■ **What needs to be done**
Gather the lines that hold the string "friends".

■ **Data shown**
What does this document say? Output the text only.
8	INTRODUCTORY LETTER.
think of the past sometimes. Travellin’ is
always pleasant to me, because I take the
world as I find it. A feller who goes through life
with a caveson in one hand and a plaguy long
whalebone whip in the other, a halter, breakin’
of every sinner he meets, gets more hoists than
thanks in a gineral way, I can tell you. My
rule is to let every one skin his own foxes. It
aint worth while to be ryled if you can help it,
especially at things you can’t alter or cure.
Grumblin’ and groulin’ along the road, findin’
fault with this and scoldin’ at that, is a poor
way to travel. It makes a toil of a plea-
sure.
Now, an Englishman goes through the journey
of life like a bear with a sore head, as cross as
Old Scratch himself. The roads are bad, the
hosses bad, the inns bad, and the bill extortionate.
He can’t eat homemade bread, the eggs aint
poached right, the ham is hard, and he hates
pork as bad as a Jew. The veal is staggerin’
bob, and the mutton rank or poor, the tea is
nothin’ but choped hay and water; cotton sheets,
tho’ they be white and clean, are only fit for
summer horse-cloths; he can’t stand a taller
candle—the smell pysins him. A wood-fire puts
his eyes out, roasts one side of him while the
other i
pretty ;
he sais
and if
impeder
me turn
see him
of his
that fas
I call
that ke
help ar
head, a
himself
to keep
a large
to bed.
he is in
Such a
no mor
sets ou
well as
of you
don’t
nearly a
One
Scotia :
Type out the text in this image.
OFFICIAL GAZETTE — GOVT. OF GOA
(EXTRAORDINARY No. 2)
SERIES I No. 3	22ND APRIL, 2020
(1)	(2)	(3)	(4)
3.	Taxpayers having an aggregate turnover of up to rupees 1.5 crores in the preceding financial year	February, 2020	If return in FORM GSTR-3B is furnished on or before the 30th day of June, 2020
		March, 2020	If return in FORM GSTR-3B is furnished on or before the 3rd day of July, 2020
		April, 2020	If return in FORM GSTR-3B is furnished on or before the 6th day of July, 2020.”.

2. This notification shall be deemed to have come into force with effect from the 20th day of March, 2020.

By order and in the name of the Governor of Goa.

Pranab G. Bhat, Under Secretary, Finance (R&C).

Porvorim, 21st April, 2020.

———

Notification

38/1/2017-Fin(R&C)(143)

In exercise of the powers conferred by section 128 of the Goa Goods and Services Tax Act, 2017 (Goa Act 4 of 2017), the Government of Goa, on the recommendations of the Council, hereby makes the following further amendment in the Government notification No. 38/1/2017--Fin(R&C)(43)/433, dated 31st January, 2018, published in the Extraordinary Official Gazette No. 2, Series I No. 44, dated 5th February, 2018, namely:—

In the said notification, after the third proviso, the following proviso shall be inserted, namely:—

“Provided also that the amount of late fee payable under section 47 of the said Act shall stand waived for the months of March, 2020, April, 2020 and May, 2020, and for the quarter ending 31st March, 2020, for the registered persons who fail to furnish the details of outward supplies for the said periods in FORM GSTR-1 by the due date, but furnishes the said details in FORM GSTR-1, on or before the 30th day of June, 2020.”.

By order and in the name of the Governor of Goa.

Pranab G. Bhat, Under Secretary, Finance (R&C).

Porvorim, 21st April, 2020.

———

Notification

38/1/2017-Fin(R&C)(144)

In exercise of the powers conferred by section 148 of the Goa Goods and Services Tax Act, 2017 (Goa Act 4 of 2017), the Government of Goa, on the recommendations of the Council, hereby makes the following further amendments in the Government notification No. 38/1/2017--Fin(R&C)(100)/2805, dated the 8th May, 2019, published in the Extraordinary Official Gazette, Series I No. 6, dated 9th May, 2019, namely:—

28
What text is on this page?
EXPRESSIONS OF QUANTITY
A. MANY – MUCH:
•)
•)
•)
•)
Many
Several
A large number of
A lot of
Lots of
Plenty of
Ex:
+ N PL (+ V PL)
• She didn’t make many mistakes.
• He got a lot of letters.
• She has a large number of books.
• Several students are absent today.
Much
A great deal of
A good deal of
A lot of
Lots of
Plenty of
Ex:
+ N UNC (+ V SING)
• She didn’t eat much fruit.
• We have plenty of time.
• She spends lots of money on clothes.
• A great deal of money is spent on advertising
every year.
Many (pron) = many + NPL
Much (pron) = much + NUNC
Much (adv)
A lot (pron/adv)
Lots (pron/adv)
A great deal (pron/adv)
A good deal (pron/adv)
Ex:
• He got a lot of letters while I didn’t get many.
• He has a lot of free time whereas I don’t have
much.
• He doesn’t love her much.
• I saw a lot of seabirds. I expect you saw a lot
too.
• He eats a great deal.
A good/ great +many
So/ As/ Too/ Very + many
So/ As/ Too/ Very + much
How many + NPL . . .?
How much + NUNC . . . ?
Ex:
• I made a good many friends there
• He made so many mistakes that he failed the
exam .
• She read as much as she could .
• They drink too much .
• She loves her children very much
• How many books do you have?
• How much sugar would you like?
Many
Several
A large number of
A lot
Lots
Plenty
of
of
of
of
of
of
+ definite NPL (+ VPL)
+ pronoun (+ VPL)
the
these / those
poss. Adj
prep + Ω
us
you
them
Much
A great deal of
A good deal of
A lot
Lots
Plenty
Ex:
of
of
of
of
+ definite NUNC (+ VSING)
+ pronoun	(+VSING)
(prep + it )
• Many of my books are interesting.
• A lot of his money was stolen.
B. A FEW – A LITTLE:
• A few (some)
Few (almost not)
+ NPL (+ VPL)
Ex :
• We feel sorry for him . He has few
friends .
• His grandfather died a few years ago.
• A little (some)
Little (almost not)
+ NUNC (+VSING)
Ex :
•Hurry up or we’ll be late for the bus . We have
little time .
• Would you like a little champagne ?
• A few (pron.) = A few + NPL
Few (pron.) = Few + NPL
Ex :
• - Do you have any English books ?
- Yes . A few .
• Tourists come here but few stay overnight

■ **Result of the exercise**
• I made a good many friends there
friends .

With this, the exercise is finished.